___ RECORDS FOR PROCESSING

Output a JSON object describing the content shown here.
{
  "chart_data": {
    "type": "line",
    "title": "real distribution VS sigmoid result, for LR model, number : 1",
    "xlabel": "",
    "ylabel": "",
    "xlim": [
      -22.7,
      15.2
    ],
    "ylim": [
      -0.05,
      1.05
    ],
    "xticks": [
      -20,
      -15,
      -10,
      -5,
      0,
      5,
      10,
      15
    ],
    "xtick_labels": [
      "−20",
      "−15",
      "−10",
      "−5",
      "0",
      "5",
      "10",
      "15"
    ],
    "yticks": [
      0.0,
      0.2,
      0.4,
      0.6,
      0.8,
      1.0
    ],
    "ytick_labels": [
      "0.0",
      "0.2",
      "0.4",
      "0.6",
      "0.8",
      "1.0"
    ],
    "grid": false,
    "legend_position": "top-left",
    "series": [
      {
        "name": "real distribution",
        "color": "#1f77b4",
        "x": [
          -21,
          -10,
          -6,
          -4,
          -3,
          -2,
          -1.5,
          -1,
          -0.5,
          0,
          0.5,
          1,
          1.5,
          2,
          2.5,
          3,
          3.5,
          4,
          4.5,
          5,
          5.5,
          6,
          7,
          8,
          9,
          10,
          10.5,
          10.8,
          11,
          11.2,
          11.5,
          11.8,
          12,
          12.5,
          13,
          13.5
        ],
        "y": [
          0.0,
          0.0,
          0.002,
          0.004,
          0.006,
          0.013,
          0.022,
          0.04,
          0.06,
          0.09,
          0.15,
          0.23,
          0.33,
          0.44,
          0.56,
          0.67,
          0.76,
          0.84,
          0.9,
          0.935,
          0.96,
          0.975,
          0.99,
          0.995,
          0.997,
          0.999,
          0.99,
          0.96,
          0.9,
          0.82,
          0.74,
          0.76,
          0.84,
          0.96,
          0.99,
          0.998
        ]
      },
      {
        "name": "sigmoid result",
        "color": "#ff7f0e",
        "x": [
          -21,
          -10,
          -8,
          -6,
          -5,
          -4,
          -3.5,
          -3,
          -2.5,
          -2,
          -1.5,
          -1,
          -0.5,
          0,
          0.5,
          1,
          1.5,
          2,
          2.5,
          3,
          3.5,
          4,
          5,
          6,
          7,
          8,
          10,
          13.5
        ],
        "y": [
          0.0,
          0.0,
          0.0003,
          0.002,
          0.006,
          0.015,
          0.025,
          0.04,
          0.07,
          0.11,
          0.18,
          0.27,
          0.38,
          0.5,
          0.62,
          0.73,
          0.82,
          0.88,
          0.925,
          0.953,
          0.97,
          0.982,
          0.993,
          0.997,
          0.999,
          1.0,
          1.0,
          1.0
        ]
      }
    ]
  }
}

______

WORK REQUIRED.
Reproduce the data, keeping every line exactly the same.

RIGHT ANSWER.
Output a JSON object describing the content shown here.
{
  "chart_data": {
    "type": "line",
    "title": "real distribution VS sigmoid result, for LR model, number : 1",
    "xlabel": "",
    "ylabel": "",
    "xlim": [
      -22.7,
      15.2
    ],
    "ylim": [
      -0.05,
      1.05
    ],
    "xticks": [
      -20,
      -15,
      -10,
      -5,
      0,
      5,
      10,
      15
    ],
    "xtick_labels": [
      "−20",
      "−15",
      "−10",
      "−5",
      "0",
      "5",
      "10",
      "15"
    ],
    "yticks": [
      0.0,
      0.2,
      0.4,
      0.6,
      0.8,
      1.0
    ],
    "ytick_labels": [
      "0.0",
      "0.2",
      "0.4",
      "0.6",
      "0.8",
      "1.0"
    ],
    "grid": false,
    "legend_position": "top-left",
    "series": [
      {
        "name": "real distribution",
        "color": "#1f77b4",
        "x": [
          -21,
          -10,
          -6,
          -4,
          -3,
          -2,
          -1.5,
          -1,
          -0.5,
          0,
          0.5,
          1,
          1.5,
          2,
          2.5,
          3,
          3.5,
          4,
          4.5,
          5,
          5.5,
          6,
          7,
          8,
          9,
          10,
          10.5,
          10.8,
          11,
          11.2,
          11.5,
          11.8,
          12,
          12.5,
          13,
          13.5
        ],
        "y": [
          0.0,
          0.0,
          0.002,
          0.004,
          0.006,
          0.013,
          0.022,
          0.04,
          0.06,
          0.09,
          0.15,
          0.23,
          0.33,
          0.44,
          0.56,
          0.67,
          0.76,
          0.84,
          0.9,
          0.935,
          0.96,
          0.975,
          0.99,
          0.995,
          0.997,
          0.999,
          0.99,
          0.96,
          0.9,
          0.82,
          0.74,
          0.76,
          0.84,
          0.96,
          0.99,
          0.998
        ]
      },
      {
        "name": "sigmoid result",
        "color": "#ff7f0e",
        "x": [
          -21,
          -10,
          -8,
          -6,
          -5,
          -4,
          -3.5,
          -3,
          -2.5,
          -2,
          -1.5,
          -1,
          -0.5,
          0,
          0.5,
          1,
          1.5,
          2,
          2.5,
          3,
          3.5,
          4,
          5,
          6,
          7,
          8,
          10,
          13.5
        ],
        "y": [
          0.0,
          0.0,
          0.0003,
          0.002,
          0.006,
          0.015,
          0.025,
          0.04,
          0.07,
          0.11,
          0.18,
          0.27,
          0.38,
          0.5,
          0.62,
          0.73,
          0.82,
          0.88,
          0.925,
          0.953,
          0.97,
          0.982,
          0.993,
          0.997,
          0.999,
          1.0,
          1.0,
          1.0
        ]
      }
    ]
  }
}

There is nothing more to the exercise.